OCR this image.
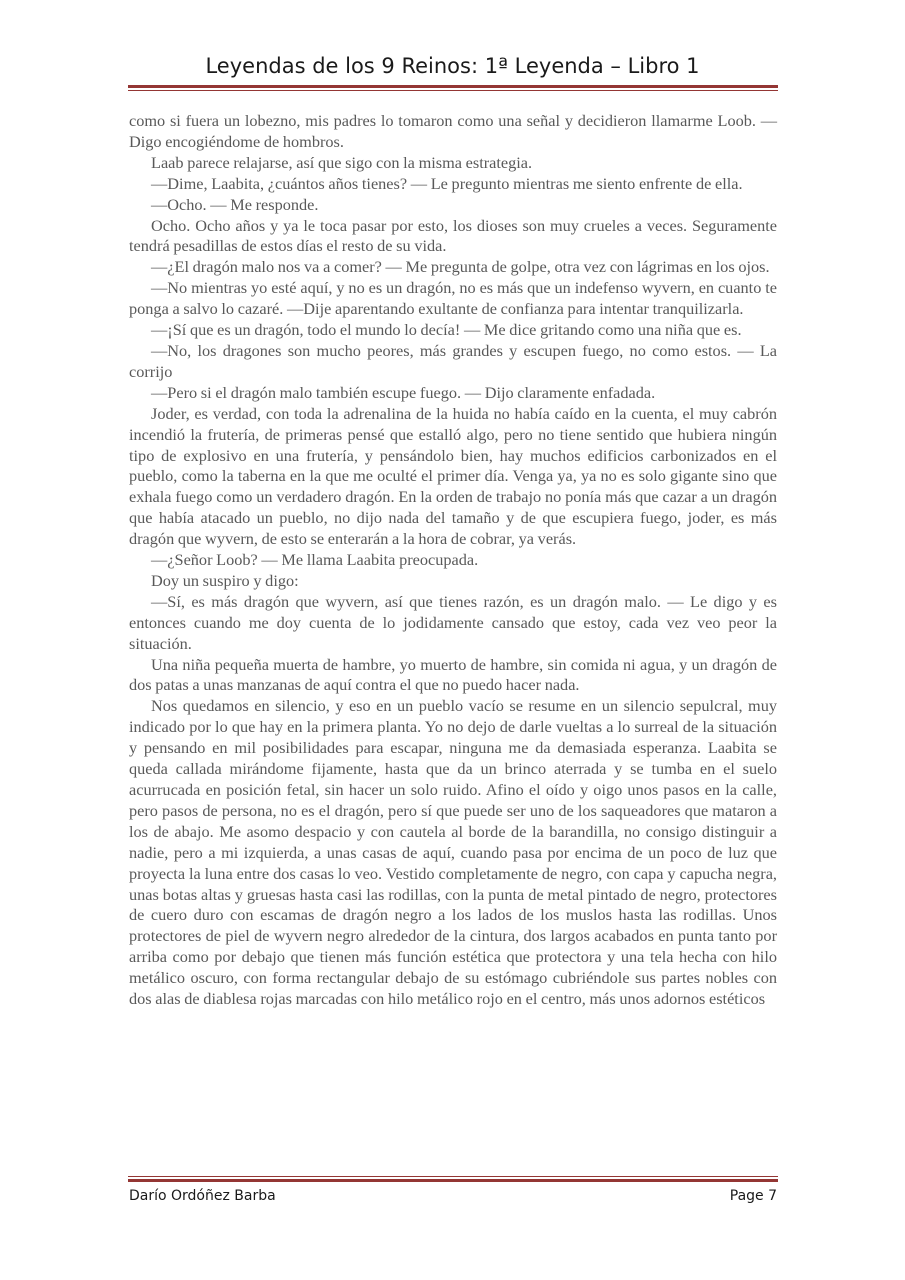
Leyendas de los 9 Reinos: 1ª Leyenda – Libro 1

como si fuera un lobezno, mis padres lo tomaron como una señal y decidieron llamarme Loob. — Digo encogiéndome de hombros.

Laab parece relajarse, así que sigo con la misma estrategia.

—Dime, Laabita, ¿cuántos años tienes? — Le pregunto mientras me siento enfrente de ella.

—Ocho. — Me responde.

Ocho. Ocho años y ya le toca pasar por esto, los dioses son muy crueles a veces. Seguramente tendrá pesadillas de estos días el resto de su vida.

—¿El dragón malo nos va a comer? — Me pregunta de golpe, otra vez con lágrimas en los ojos.

—No mientras yo esté aquí, y no es un dragón, no es más que un indefenso wyvern, en cuanto te ponga a salvo lo cazaré. —Dije aparentando exultante de confianza para intentar tranquilizarla.

—¡Sí que es un dragón, todo el mundo lo decía! — Me dice gritando como una niña que es.

—No, los dragones son mucho peores, más grandes y escupen fuego, no como estos. — La corrijo

—Pero si el dragón malo también escupe fuego. — Dijo claramente enfadada.

Joder, es verdad, con toda la adrenalina de la huida no había caído en la cuenta, el muy cabrón incendió la frutería, de primeras pensé que estalló algo, pero no tiene sentido que hubiera ningún tipo de explosivo en una frutería, y pensándolo bien, hay muchos edificios carbonizados en el pueblo, como la taberna en la que me oculté el primer día. Venga ya, ya no es solo gigante sino que exhala fuego como un verdadero dragón. En la orden de trabajo no ponía más que cazar a un dragón que había atacado un pueblo, no dijo nada del tamaño y de que escupiera fuego, joder, es más dragón que wyvern, de esto se enterarán a la hora de cobrar, ya verás.

—¿Señor Loob? — Me llama Laabita preocupada.

Doy un suspiro y digo:

—Sí, es más dragón que wyvern, así que tienes razón, es un dragón malo. — Le digo y es entonces cuando me doy cuenta de lo jodidamente cansado que estoy, cada vez veo peor la situación.

Una niña pequeña muerta de hambre, yo muerto de hambre, sin comida ni agua, y un dragón de dos patas a unas manzanas de aquí contra el que no puedo hacer nada.

Nos quedamos en silencio, y eso en un pueblo vacío se resume en un silencio sepulcral, muy indicado por lo que hay en la primera planta. Yo no dejo de darle vueltas a lo surreal de la situación y pensando en mil posibilidades para escapar, ninguna me da demasiada esperanza. Laabita se queda callada mirándome fijamente, hasta que da un brinco aterrada y se tumba en el suelo acurrucada en posición fetal, sin hacer un solo ruido. Afino el oído y oigo unos pasos en la calle, pero pasos de persona, no es el dragón, pero sí que puede ser uno de los saqueadores que mataron a los de abajo. Me asomo despacio y con cautela al borde de la barandilla, no consigo distinguir a nadie, pero a mi izquierda, a unas casas de aquí, cuando pasa por encima de un poco de luz que proyecta la luna entre dos casas lo veo. Vestido completamente de negro, con capa y capucha negra, unas botas altas y gruesas hasta casi las rodillas, con la punta de metal pintado de negro, protectores de cuero duro con escamas de dragón negro a los lados de los muslos hasta las rodillas. Unos protectores de piel de wyvern negro alrededor de la cintura, dos largos acabados en punta tanto por arriba como por debajo que tienen más función estética que protectora y una tela hecha con hilo metálico oscuro, con forma rectangular debajo de su estómago cubriéndole sus partes nobles con dos alas de diablesa rojas marcadas con hilo metálico rojo en el centro, más unos adornos estéticos

Darío Ordóñez Barba	Page 7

> WHAT THIS TASK INVOLVES:
Pictures are not part of the copy; output everything else in the records exactly.

> WRITTEN SOLUTION:
OCR this image.
Leyendas de los 9 Reinos: 1ª Leyenda – Libro 1

como si fuera un lobezno, mis padres lo tomaron como una señal y decidieron llamarme Loob. — Digo encogiéndome de hombros.

Laab parece relajarse, así que sigo con la misma estrategia.

—Dime, Laabita, ¿cuántos años tienes? — Le pregunto mientras me siento enfrente de ella.

—Ocho. — Me responde.

Ocho. Ocho años y ya le toca pasar por esto, los dioses son muy crueles a veces. Seguramente tendrá pesadillas de estos días el resto de su vida.

—¿El dragón malo nos va a comer? — Me pregunta de golpe, otra vez con lágrimas en los ojos.

—No mientras yo esté aquí, y no es un dragón, no es más que un indefenso wyvern, en cuanto te ponga a salvo lo cazaré. —Dije aparentando exultante de confianza para intentar tranquilizarla.

—¡Sí que es un dragón, todo el mundo lo decía! — Me dice gritando como una niña que es.

—No, los dragones son mucho peores, más grandes y escupen fuego, no como estos. — La corrijo

—Pero si el dragón malo también escupe fuego. — Dijo claramente enfadada.

Joder, es verdad, con toda la adrenalina de la huida no había caído en la cuenta, el muy cabrón incendió la frutería, de primeras pensé que estalló algo, pero no tiene sentido que hubiera ningún tipo de explosivo en una frutería, y pensándolo bien, hay muchos edificios carbonizados en el pueblo, como la taberna en la que me oculté el primer día. Venga ya, ya no es solo gigante sino que exhala fuego como un verdadero dragón. En la orden de trabajo no ponía más que cazar a un dragón que había atacado un pueblo, no dijo nada del tamaño y de que escupiera fuego, joder, es más dragón que wyvern, de esto se enterarán a la hora de cobrar, ya verás.

—¿Señor Loob? — Me llama Laabita preocupada.

Doy un suspiro y digo:

—Sí, es más dragón que wyvern, así que tienes razón, es un dragón malo. — Le digo y es entonces cuando me doy cuenta de lo jodidamente cansado que estoy, cada vez veo peor la situación.

Una niña pequeña muerta de hambre, yo muerto de hambre, sin comida ni agua, y un dragón de dos patas a unas manzanas de aquí contra el que no puedo hacer nada.

Nos quedamos en silencio, y eso en un pueblo vacío se resume en un silencio sepulcral, muy indicado por lo que hay en la primera planta. Yo no dejo de darle vueltas a lo surreal de la situación y pensando en mil posibilidades para escapar, ninguna me da demasiada esperanza. Laabita se queda callada mirándome fijamente, hasta que da un brinco aterrada y se tumba en el suelo acurrucada en posición fetal, sin hacer un solo ruido. Afino el oído y oigo unos pasos en la calle, pero pasos de persona, no es el dragón, pero sí que puede ser uno de los saqueadores que mataron a los de abajo. Me asomo despacio y con cautela al borde de la barandilla, no consigo distinguir a nadie, pero a mi izquierda, a unas casas de aquí, cuando pasa por encima de un poco de luz que proyecta la luna entre dos casas lo veo. Vestido completamente de negro, con capa y capucha negra, unas botas altas y gruesas hasta casi las rodillas, con la punta de metal pintado de negro, protectores de cuero duro con escamas de dragón negro a los lados de los muslos hasta las rodillas. Unos protectores de piel de wyvern negro alrededor de la cintura, dos largos acabados en punta tanto por arriba como por debajo que tienen más función estética que protectora y una tela hecha con hilo metálico oscuro, con forma rectangular debajo de su estómago cubriéndole sus partes nobles con dos alas de diablesa rojas marcadas con hilo metálico rojo en el centro, más unos adornos estéticos

Darío Ordóñez Barba	Page 7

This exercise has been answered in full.